##### Data provided #####

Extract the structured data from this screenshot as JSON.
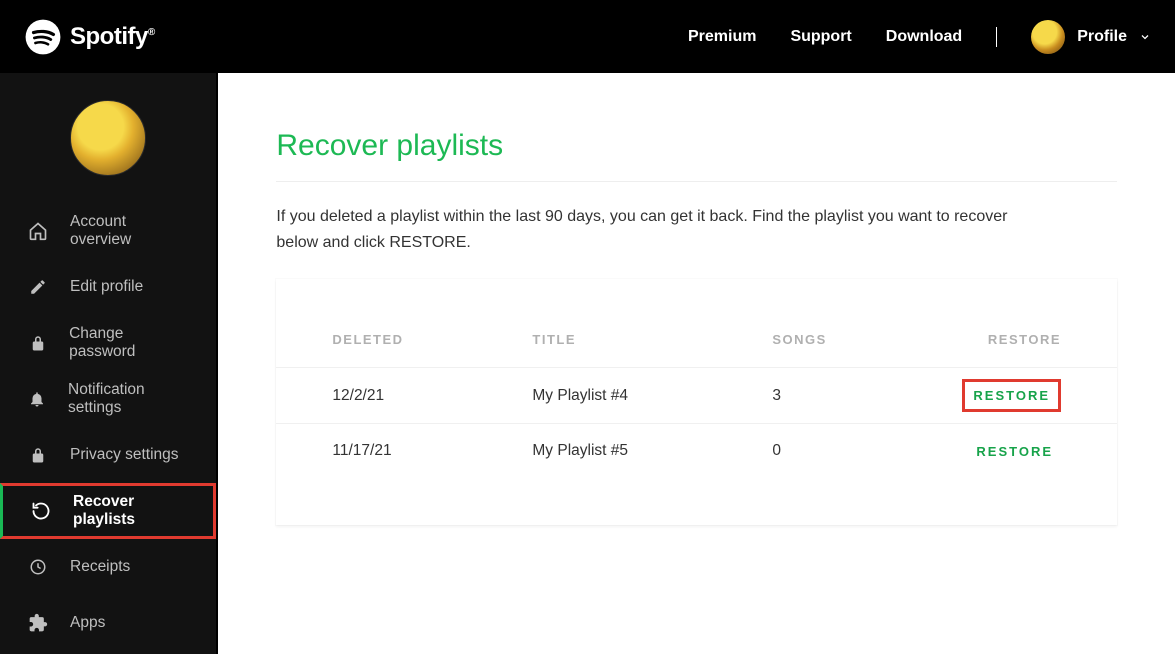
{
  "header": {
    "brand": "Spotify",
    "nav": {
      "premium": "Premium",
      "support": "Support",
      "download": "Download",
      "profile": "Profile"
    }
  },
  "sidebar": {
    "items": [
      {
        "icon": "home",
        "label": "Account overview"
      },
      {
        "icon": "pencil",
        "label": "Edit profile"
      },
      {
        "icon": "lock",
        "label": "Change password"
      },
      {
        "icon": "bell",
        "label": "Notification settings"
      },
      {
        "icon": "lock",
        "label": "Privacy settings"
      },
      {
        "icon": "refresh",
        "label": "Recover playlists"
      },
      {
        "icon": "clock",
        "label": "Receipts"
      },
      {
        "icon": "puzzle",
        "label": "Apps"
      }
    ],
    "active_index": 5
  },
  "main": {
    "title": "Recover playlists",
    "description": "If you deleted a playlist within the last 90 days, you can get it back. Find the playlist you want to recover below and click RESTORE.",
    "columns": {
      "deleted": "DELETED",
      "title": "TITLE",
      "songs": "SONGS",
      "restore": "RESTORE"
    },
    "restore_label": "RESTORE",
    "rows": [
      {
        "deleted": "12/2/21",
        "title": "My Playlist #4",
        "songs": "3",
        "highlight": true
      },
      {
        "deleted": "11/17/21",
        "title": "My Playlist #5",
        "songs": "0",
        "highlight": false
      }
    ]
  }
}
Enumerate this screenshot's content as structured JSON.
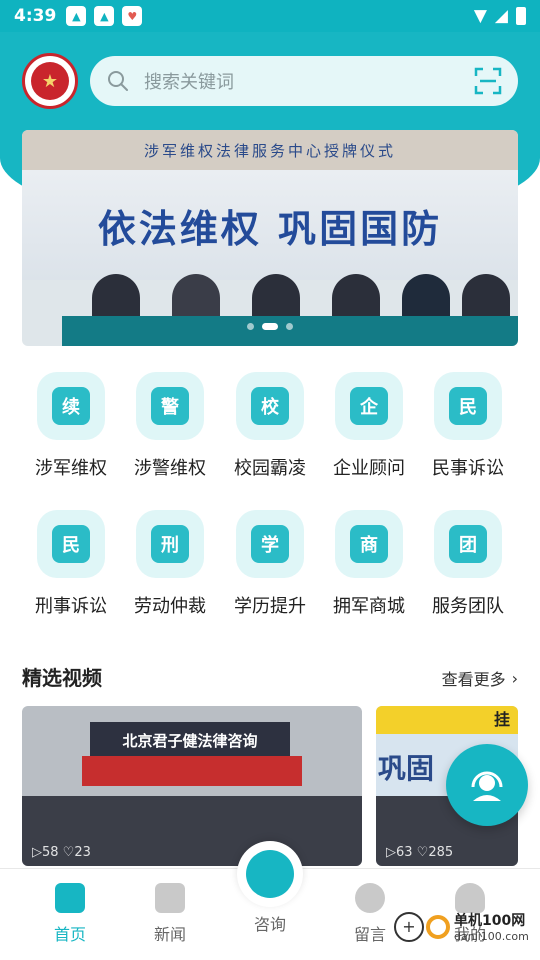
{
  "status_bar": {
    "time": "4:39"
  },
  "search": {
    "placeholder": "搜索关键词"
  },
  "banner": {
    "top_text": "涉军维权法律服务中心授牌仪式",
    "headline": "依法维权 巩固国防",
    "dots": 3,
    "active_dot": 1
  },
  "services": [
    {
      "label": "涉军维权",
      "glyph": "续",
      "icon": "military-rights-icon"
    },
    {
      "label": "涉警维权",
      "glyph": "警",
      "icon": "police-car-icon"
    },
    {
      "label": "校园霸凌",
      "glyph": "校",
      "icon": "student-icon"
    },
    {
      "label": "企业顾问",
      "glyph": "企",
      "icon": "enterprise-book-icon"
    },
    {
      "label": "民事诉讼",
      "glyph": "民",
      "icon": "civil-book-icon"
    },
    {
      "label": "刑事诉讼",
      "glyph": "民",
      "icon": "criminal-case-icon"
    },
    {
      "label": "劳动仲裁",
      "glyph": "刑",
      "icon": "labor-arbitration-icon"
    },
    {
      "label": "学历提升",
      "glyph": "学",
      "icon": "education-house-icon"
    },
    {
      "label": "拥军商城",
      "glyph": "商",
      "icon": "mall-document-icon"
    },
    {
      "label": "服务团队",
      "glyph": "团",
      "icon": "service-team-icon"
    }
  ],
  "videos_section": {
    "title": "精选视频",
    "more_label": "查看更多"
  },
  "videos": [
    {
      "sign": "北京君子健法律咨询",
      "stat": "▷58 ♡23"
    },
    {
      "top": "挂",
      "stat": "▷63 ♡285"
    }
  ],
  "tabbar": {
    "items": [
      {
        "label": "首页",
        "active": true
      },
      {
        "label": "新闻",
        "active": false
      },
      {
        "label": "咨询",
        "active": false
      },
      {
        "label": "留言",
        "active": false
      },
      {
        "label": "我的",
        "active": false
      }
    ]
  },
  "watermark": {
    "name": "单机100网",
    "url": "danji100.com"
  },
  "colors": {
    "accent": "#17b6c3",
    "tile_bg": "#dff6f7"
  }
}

#####

Isolate the lines above that contain the word "playlists" and copy them.

• Task output:
        "label": "Recover playlists"
    "title": "Recover playlists",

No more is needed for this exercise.